● What you need to do:
Reproduce all entries precisely as they are written.

[Saved data entries]
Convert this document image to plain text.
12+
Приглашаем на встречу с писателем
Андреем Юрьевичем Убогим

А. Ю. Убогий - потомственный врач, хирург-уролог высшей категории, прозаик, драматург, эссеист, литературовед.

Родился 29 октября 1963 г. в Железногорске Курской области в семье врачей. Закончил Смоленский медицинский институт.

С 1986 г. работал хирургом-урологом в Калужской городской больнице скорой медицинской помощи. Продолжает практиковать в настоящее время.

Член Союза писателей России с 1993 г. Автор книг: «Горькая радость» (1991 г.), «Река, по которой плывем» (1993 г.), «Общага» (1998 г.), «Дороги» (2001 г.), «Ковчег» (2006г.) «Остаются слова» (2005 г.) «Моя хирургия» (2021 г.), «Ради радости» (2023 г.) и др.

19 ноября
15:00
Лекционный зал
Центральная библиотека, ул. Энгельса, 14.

● Written response:
Convert this document image to plain text.
12+
Приглашаем на встречу с писателем
Андреем Юрьевичем Убогим

А. Ю. Убогий - потомственный врач, хирург-уролог высшей категории, прозаик, драматург, эссеист, литературовед.

Родился 29 октября 1963 г. в Железногорске Курской области в семье врачей. Закончил Смоленский медицинский институт.

С 1986 г. работал хирургом-урологом в Калужской городской больнице скорой медицинской помощи. Продолжает практиковать в настоящее время.

Член Союза писателей России с 1993 г. Автор книг: «Горькая радость» (1991 г.), «Река, по которой плывем» (1993 г.), «Общага» (1998 г.), «Дороги» (2001 г.), «Ковчег» (2006г.) «Остаются слова» (2005 г.) «Моя хирургия» (2021 г.), «Ради радости» (2023 г.) и др.

19 ноября
15:00
Лекционный зал
Центральная библиотека, ул. Энгельса, 14.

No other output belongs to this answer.